**What is needed**
Pull out each line of the data that includes the word "декабря".

**Records excerpted from a collection**
====

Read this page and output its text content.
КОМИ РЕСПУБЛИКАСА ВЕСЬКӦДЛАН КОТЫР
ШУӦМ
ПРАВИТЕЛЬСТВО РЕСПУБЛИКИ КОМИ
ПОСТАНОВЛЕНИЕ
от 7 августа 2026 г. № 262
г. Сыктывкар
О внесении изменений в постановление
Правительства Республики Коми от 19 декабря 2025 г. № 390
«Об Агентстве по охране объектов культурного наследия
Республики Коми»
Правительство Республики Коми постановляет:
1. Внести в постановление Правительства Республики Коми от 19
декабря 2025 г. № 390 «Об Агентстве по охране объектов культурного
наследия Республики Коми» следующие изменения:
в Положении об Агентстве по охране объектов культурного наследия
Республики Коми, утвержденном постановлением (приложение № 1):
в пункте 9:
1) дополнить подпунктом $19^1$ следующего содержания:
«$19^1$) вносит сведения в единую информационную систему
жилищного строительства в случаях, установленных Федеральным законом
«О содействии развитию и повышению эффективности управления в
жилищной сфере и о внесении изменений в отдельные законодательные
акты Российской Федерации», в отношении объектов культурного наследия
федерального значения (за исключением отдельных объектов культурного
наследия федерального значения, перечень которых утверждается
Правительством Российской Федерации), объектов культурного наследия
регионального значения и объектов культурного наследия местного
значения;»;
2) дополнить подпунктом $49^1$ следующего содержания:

====

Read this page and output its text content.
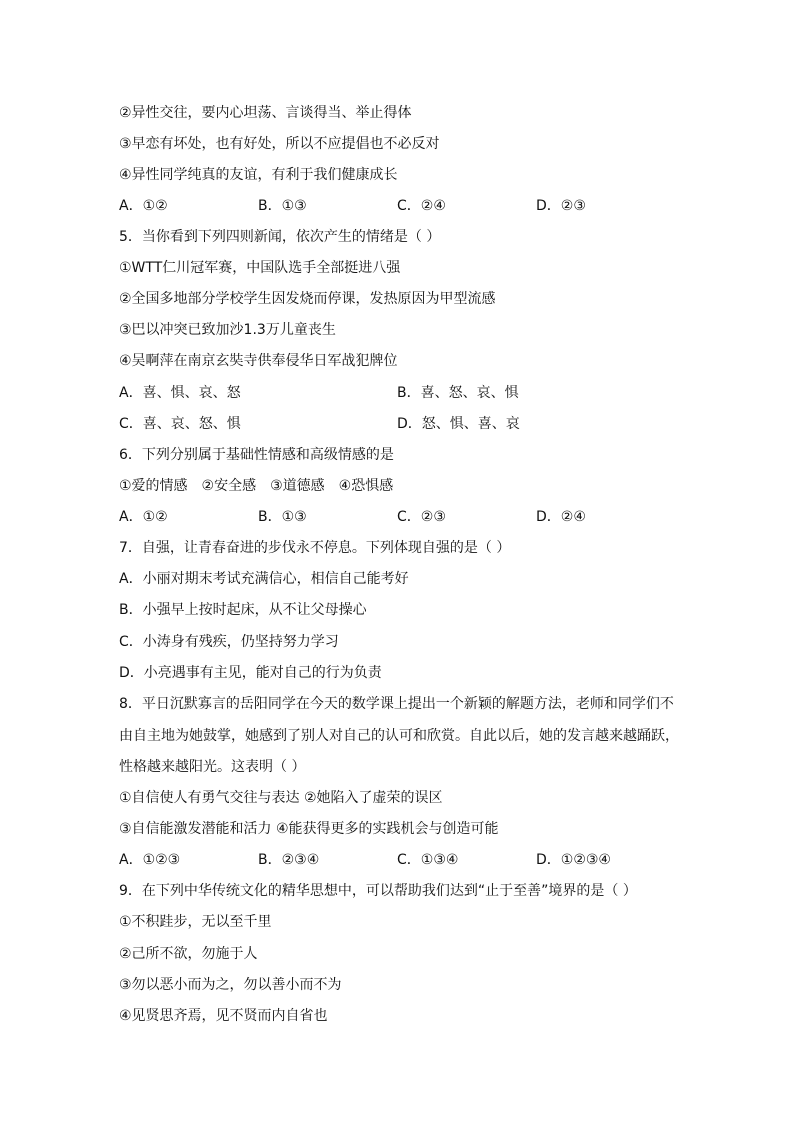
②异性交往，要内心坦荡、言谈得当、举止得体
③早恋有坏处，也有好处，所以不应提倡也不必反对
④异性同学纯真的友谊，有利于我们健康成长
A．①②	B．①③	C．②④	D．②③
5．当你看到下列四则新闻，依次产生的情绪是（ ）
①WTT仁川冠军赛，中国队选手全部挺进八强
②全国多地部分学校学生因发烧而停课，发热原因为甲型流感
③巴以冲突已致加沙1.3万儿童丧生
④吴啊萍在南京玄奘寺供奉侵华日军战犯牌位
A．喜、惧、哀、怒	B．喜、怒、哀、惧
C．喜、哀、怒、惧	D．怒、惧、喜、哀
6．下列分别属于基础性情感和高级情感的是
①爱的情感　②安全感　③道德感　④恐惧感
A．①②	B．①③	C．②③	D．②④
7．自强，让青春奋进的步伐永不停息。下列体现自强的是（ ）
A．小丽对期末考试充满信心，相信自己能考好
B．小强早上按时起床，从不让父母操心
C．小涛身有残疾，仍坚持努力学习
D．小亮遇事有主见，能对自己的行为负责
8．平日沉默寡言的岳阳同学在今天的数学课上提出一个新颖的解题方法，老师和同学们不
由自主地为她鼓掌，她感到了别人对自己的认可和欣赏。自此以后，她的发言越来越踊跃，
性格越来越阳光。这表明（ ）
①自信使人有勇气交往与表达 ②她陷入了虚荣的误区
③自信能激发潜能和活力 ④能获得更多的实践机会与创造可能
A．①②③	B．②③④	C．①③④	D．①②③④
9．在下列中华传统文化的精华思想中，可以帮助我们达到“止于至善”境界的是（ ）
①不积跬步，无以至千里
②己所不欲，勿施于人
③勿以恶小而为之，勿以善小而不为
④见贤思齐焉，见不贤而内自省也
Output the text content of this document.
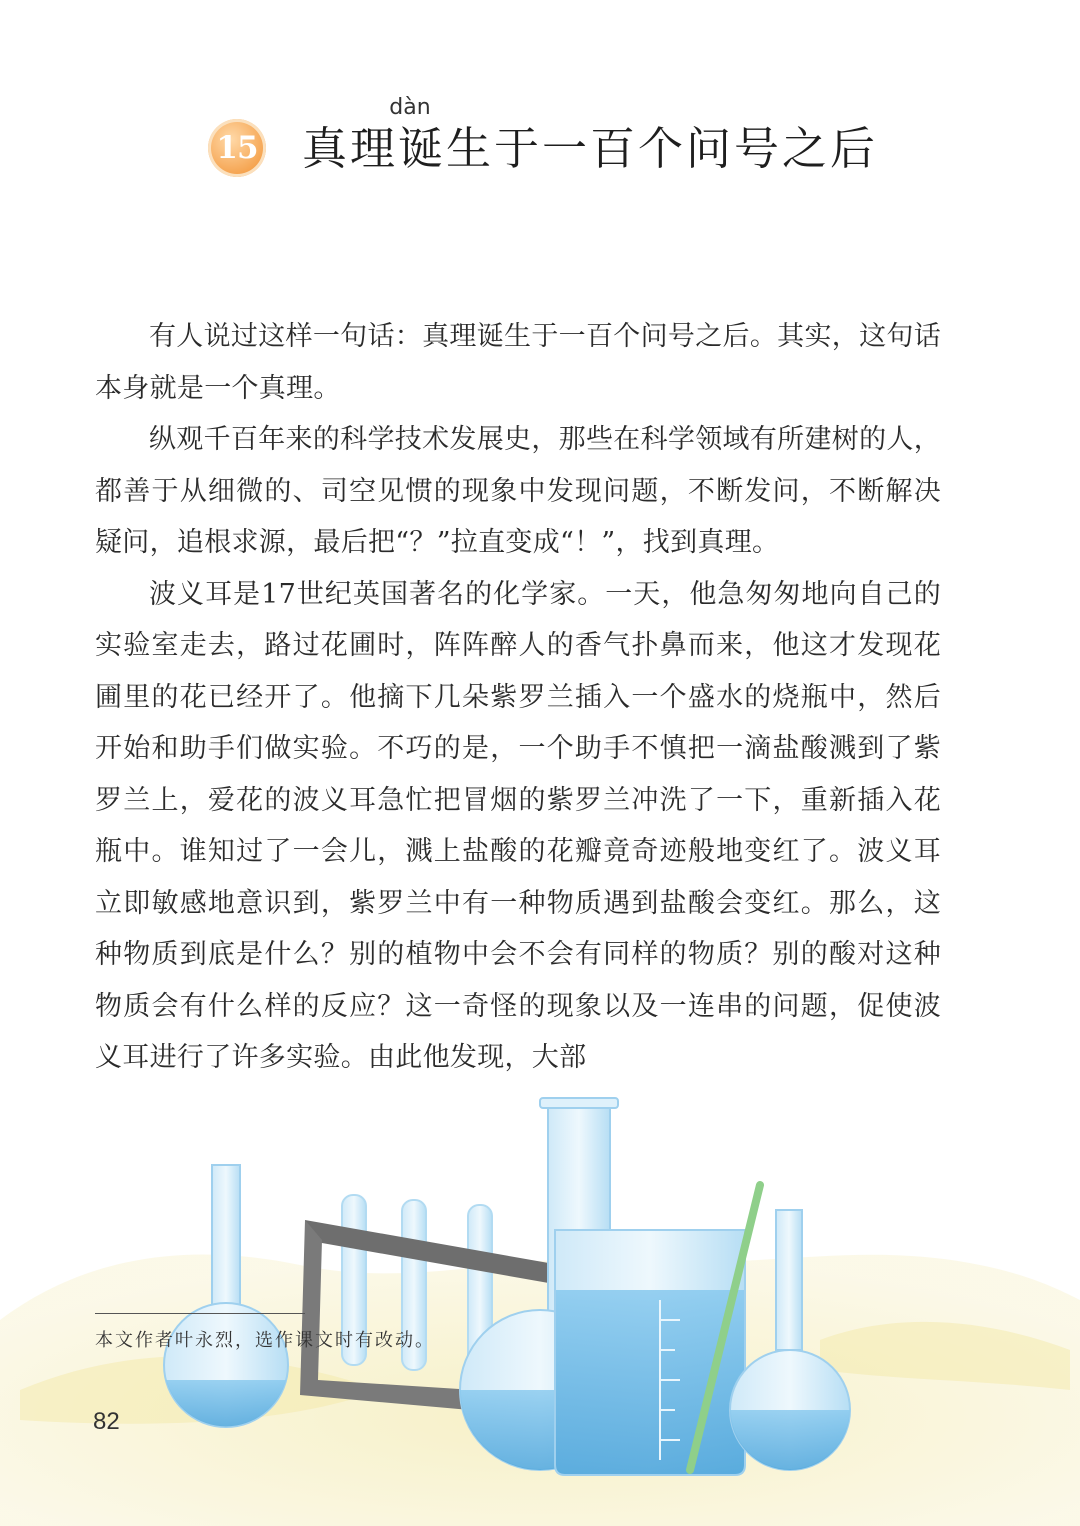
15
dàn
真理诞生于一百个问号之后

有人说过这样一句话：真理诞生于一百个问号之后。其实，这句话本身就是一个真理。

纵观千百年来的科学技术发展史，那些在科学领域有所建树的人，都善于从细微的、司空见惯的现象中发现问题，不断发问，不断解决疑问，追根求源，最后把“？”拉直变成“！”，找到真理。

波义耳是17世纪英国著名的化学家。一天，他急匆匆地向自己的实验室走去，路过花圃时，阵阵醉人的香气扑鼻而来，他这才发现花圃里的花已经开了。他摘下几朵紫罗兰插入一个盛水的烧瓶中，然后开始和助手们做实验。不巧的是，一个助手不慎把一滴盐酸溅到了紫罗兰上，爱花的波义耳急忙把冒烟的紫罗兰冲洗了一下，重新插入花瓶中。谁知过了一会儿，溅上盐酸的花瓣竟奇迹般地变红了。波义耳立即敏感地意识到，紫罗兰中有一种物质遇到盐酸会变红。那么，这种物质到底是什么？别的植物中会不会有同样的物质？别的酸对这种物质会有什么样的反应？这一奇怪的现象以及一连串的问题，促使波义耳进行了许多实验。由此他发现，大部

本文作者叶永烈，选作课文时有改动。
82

====

**The output**
Правительства Республики Коми от 19 декабря 2025 г. № 390
декабря 2025 г. № 390 «Об Агентстве по охране объектов культурного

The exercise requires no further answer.